DIRECTIVE: Output each entry verbatim and exclude every picture from it.

Chart and figure data:
☆ ☆ ☆ ☆
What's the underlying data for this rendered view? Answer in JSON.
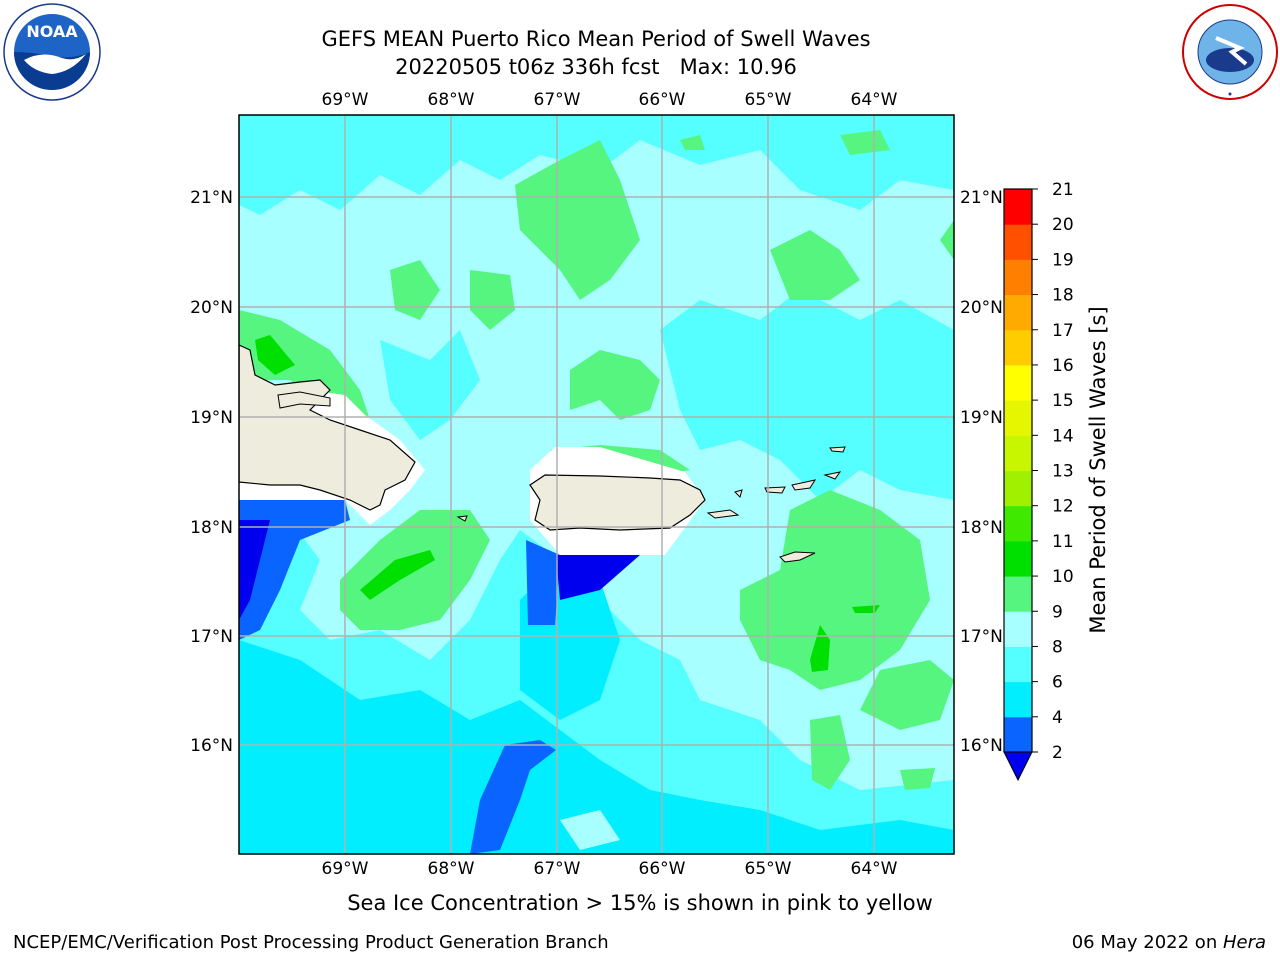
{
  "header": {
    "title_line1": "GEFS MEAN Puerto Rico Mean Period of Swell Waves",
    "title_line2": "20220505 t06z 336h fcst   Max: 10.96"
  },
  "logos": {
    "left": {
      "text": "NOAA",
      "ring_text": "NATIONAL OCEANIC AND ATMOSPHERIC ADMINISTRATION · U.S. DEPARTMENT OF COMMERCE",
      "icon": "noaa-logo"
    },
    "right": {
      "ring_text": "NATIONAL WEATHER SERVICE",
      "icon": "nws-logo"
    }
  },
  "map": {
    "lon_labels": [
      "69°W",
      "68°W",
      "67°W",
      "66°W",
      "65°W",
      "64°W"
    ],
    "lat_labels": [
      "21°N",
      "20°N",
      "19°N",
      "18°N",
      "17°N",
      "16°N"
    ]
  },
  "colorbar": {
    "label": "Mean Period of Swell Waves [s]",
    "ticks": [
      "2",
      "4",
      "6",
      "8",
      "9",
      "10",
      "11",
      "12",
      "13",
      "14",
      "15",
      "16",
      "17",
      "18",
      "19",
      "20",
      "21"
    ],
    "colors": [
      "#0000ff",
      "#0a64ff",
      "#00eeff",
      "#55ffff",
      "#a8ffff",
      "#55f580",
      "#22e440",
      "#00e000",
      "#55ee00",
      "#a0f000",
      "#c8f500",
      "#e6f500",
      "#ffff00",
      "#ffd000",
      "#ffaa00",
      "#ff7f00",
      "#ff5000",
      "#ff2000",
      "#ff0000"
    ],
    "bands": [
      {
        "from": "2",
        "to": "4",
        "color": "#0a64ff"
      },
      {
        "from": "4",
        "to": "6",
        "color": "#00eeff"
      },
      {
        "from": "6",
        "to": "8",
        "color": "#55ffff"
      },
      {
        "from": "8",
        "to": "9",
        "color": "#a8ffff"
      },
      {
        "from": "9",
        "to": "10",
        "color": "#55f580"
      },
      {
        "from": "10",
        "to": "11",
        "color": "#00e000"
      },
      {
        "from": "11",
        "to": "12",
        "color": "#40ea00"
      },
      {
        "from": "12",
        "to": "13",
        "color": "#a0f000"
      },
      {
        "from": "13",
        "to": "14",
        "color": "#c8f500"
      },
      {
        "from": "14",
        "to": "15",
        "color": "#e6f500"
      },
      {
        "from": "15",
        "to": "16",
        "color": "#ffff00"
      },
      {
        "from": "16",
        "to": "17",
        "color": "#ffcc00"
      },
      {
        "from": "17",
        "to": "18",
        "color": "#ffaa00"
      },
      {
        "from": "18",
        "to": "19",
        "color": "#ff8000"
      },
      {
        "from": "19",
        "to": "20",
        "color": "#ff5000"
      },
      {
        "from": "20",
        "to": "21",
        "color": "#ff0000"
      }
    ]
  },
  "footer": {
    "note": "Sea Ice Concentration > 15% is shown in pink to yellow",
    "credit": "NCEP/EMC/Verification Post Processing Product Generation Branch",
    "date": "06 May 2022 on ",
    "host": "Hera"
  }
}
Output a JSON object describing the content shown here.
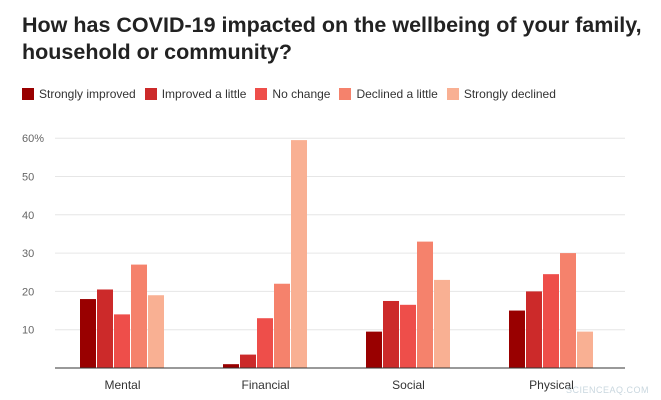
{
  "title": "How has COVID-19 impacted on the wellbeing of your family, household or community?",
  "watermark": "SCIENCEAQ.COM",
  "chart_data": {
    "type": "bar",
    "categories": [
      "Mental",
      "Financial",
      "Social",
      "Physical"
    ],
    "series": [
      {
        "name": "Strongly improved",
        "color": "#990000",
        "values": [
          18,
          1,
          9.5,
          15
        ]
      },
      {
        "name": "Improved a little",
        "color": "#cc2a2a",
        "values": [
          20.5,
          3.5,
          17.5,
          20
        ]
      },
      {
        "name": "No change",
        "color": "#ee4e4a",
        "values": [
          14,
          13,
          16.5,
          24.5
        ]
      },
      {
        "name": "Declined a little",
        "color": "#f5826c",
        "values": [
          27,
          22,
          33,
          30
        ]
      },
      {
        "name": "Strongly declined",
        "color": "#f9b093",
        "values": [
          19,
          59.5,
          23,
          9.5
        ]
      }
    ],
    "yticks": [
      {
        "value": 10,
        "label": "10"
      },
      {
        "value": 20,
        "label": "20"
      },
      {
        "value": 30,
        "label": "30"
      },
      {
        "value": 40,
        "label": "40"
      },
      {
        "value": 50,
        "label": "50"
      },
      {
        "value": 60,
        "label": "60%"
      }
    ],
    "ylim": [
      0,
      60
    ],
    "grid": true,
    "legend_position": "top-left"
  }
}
☆ ☆ ☆ ☆
RESPONSE TO THE TASK:
What's the underlying data for this rendered view? Answer in JSON.
{
  "header": {
    "title_line1": "GEFS MEAN Puerto Rico Mean Period of Swell Waves",
    "title_line2": "20220505 t06z 336h fcst   Max: 10.96"
  },
  "logos": {
    "left": {
      "text": "NOAA",
      "ring_text": "NATIONAL OCEANIC AND ATMOSPHERIC ADMINISTRATION · U.S. DEPARTMENT OF COMMERCE",
      "icon": "noaa-logo"
    },
    "right": {
      "ring_text": "NATIONAL WEATHER SERVICE",
      "icon": "nws-logo"
    }
  },
  "map": {
    "lon_labels": [
      "69°W",
      "68°W",
      "67°W",
      "66°W",
      "65°W",
      "64°W"
    ],
    "lat_labels": [
      "21°N",
      "20°N",
      "19°N",
      "18°N",
      "17°N",
      "16°N"
    ]
  },
  "colorbar": {
    "label": "Mean Period of Swell Waves [s]",
    "ticks": [
      "2",
      "4",
      "6",
      "8",
      "9",
      "10",
      "11",
      "12",
      "13",
      "14",
      "15",
      "16",
      "17",
      "18",
      "19",
      "20",
      "21"
    ],
    "colors": [
      "#0000ff",
      "#0a64ff",
      "#00eeff",
      "#55ffff",
      "#a8ffff",
      "#55f580",
      "#22e440",
      "#00e000",
      "#55ee00",
      "#a0f000",
      "#c8f500",
      "#e6f500",
      "#ffff00",
      "#ffd000",
      "#ffaa00",
      "#ff7f00",
      "#ff5000",
      "#ff2000",
      "#ff0000"
    ],
    "bands": [
      {
        "from": "2",
        "to": "4",
        "color": "#0a64ff"
      },
      {
        "from": "4",
        "to": "6",
        "color": "#00eeff"
      },
      {
        "from": "6",
        "to": "8",
        "color": "#55ffff"
      },
      {
        "from": "8",
        "to": "9",
        "color": "#a8ffff"
      },
      {
        "from": "9",
        "to": "10",
        "color": "#55f580"
      },
      {
        "from": "10",
        "to": "11",
        "color": "#00e000"
      },
      {
        "from": "11",
        "to": "12",
        "color": "#40ea00"
      },
      {
        "from": "12",
        "to": "13",
        "color": "#a0f000"
      },
      {
        "from": "13",
        "to": "14",
        "color": "#c8f500"
      },
      {
        "from": "14",
        "to": "15",
        "color": "#e6f500"
      },
      {
        "from": "15",
        "to": "16",
        "color": "#ffff00"
      },
      {
        "from": "16",
        "to": "17",
        "color": "#ffcc00"
      },
      {
        "from": "17",
        "to": "18",
        "color": "#ffaa00"
      },
      {
        "from": "18",
        "to": "19",
        "color": "#ff8000"
      },
      {
        "from": "19",
        "to": "20",
        "color": "#ff5000"
      },
      {
        "from": "20",
        "to": "21",
        "color": "#ff0000"
      }
    ]
  },
  "footer": {
    "note": "Sea Ice Concentration > 15% is shown in pink to yellow",
    "credit": "NCEP/EMC/Verification Post Processing Product Generation Branch",
    "date": "06 May 2022 on ",
    "host": "Hera"
  }
}
Output a JSON object describing the content shown here.
{
  "title": "How has COVID-19 impacted on the wellbeing of your family, household or community?",
  "watermark": "SCIENCEAQ.COM",
  "chart_data": {
    "type": "bar",
    "categories": [
      "Mental",
      "Financial",
      "Social",
      "Physical"
    ],
    "series": [
      {
        "name": "Strongly improved",
        "color": "#990000",
        "values": [
          18,
          1,
          9.5,
          15
        ]
      },
      {
        "name": "Improved a little",
        "color": "#cc2a2a",
        "values": [
          20.5,
          3.5,
          17.5,
          20
        ]
      },
      {
        "name": "No change",
        "color": "#ee4e4a",
        "values": [
          14,
          13,
          16.5,
          24.5
        ]
      },
      {
        "name": "Declined a little",
        "color": "#f5826c",
        "values": [
          27,
          22,
          33,
          30
        ]
      },
      {
        "name": "Strongly declined",
        "color": "#f9b093",
        "values": [
          19,
          59.5,
          23,
          9.5
        ]
      }
    ],
    "yticks": [
      {
        "value": 10,
        "label": "10"
      },
      {
        "value": 20,
        "label": "20"
      },
      {
        "value": 30,
        "label": "30"
      },
      {
        "value": 40,
        "label": "40"
      },
      {
        "value": 50,
        "label": "50"
      },
      {
        "value": 60,
        "label": "60%"
      }
    ],
    "ylim": [
      0,
      60
    ],
    "grid": true,
    "legend_position": "top-left"
  }
}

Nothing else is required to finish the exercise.